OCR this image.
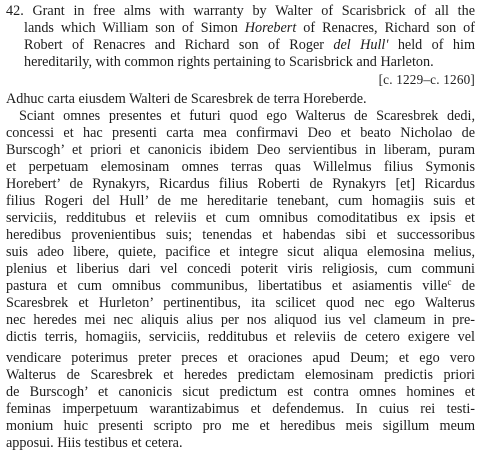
42. Grant in free alms with warranty by Walter of Scarisbrick of all the
lands which William son of Simon Horebert of Renacres, Richard son of
Robert of Renacres and Richard son of Roger del Hull' held of him
hereditarily, with common rights pertaining to Scarisbrick and Harleton.
[c. 1229–c. 1260]
Adhuc carta eiusdem Walteri de Scaresbrek de terra Horeberde.
Sciant omnes presentes et futuri quod ego Walterus de Scaresbrek dedi,
concessi et hac presenti carta mea confirmavi Deo et beato Nicholao de
Burscogh’ et priori et canonicis ibidem Deo servientibus in liberam, puram
et perpetuam elemosinam omnes terras quas Willelmus filius Symonis
Horebert’ de Rynakyrs, Ricardus filius Roberti de Rynakyrs [et] Ricardus
filius Rogeri del Hull’ de me hereditarie tenebant, cum homagiis suis et
serviciis, redditubus et releviis et cum omnibus comoditatibus ex ipsis et
heredibus provenientibus suis; tenendas et habendas sibi et successoribus
suis adeo libere, quiete, pacifice et integre sicut aliqua elemosina melius,
plenius et liberius dari vel concedi poterit viris religiosis, cum communi
pastura et cum omnibus communibus, libertatibus et asiamentis ville$^c$ de
Scaresbrek et Hurleton’ pertinentibus, ita scilicet quod nec ego Walterus
nec heredes mei nec aliquis alius per nos aliquod ius vel clameum in pre-
dictis terris, homagiis, serviciis, redditubus et releviis de cetero exigere vel
vendicare poterimus preter preces et oraciones apud Deum; et ego vero
Walterus de Scaresbrek et heredes predictam elemosinam predictis priori
de Burscogh’ et canonicis sicut predictum est contra omnes homines et
feminas imperpetuum warantizabimus et defendemus. In cuius rei testi-
monium huic presenti scripto pro me et heredibus meis sigillum meum
apposui. Hiis testibus et cetera.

#### Problem
Each line in the listing above either holds the string "omnibus" or does not; state how many do, giving the number only.

#### Answer for this exercise
2